> _PROBLEM DETAILS_
For the copy, please give all of the data again exactly and leave the pictures out.

> _EXCERPTED RECORDS_
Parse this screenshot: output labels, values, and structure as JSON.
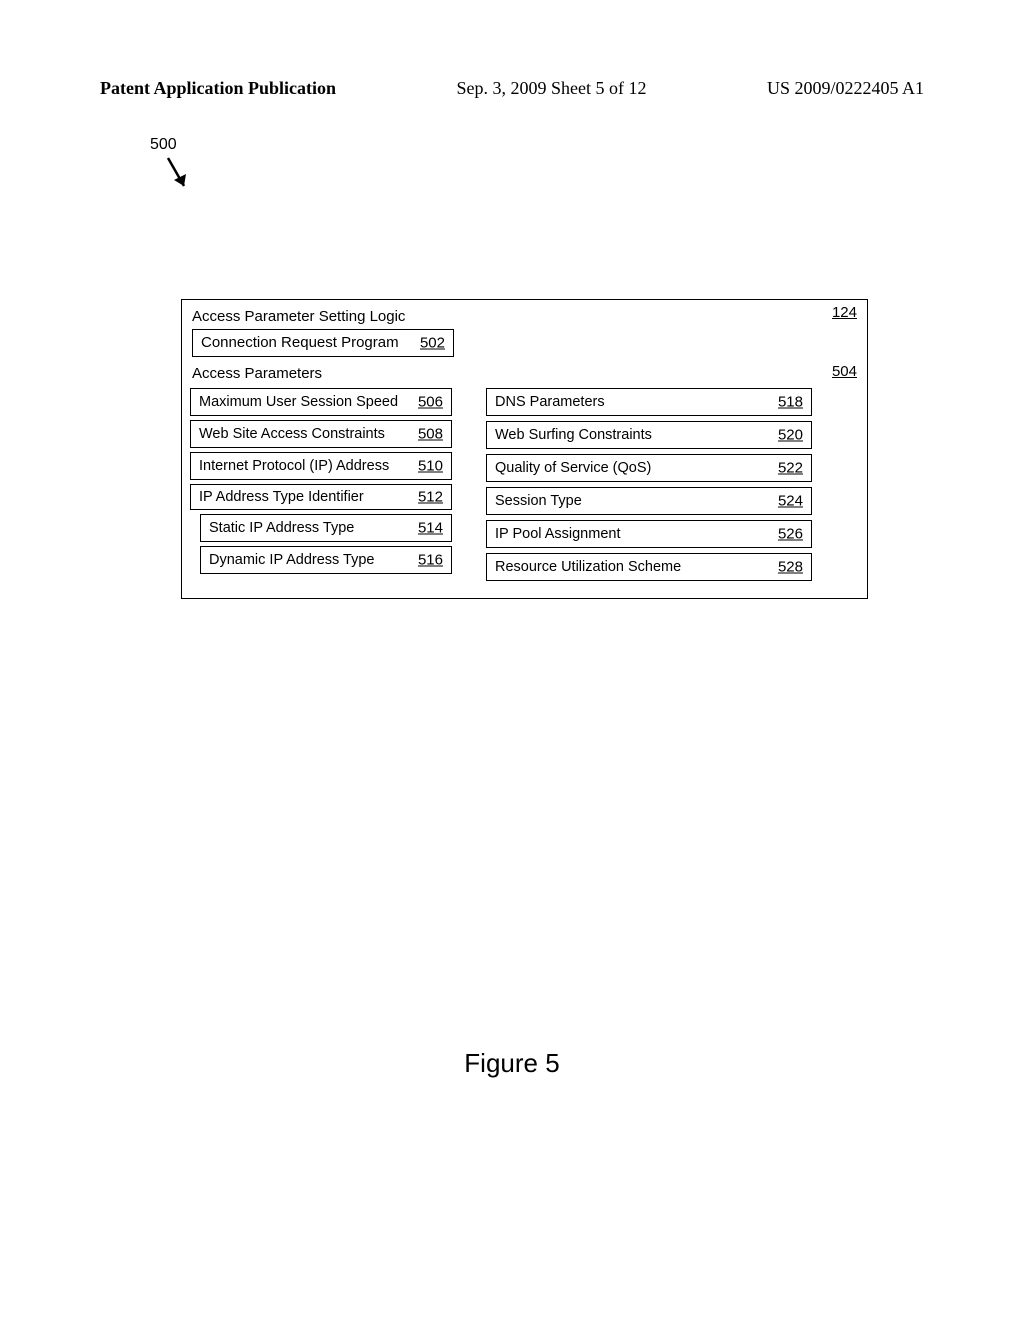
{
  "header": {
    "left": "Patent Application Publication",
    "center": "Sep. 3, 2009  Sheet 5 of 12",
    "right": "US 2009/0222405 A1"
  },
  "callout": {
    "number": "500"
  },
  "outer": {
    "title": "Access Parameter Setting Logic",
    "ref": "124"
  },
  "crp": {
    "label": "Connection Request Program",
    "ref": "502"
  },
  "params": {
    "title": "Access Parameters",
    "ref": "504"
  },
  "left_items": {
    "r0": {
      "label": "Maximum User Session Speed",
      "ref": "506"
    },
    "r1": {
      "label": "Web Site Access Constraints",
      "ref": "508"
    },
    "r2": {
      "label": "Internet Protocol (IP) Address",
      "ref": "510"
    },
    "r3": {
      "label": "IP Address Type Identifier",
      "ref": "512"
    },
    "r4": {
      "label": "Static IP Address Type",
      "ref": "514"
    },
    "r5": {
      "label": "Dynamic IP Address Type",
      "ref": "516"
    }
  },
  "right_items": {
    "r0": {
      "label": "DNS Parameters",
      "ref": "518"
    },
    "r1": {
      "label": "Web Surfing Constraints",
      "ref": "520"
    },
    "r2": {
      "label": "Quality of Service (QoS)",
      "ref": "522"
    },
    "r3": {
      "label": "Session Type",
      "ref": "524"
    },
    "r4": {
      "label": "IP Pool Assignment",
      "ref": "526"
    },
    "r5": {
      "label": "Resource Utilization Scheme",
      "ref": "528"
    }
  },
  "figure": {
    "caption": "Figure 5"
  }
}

> _FINAL RESULT_
Parse this screenshot: output labels, values, and structure as JSON.
{
  "header": {
    "left": "Patent Application Publication",
    "center": "Sep. 3, 2009  Sheet 5 of 12",
    "right": "US 2009/0222405 A1"
  },
  "callout": {
    "number": "500"
  },
  "outer": {
    "title": "Access Parameter Setting Logic",
    "ref": "124"
  },
  "crp": {
    "label": "Connection Request Program",
    "ref": "502"
  },
  "params": {
    "title": "Access Parameters",
    "ref": "504"
  },
  "left_items": {
    "r0": {
      "label": "Maximum User Session Speed",
      "ref": "506"
    },
    "r1": {
      "label": "Web Site Access Constraints",
      "ref": "508"
    },
    "r2": {
      "label": "Internet Protocol (IP) Address",
      "ref": "510"
    },
    "r3": {
      "label": "IP Address Type Identifier",
      "ref": "512"
    },
    "r4": {
      "label": "Static IP Address Type",
      "ref": "514"
    },
    "r5": {
      "label": "Dynamic IP Address Type",
      "ref": "516"
    }
  },
  "right_items": {
    "r0": {
      "label": "DNS Parameters",
      "ref": "518"
    },
    "r1": {
      "label": "Web Surfing Constraints",
      "ref": "520"
    },
    "r2": {
      "label": "Quality of Service (QoS)",
      "ref": "522"
    },
    "r3": {
      "label": "Session Type",
      "ref": "524"
    },
    "r4": {
      "label": "IP Pool Assignment",
      "ref": "526"
    },
    "r5": {
      "label": "Resource Utilization Scheme",
      "ref": "528"
    }
  },
  "figure": {
    "caption": "Figure 5"
  }
}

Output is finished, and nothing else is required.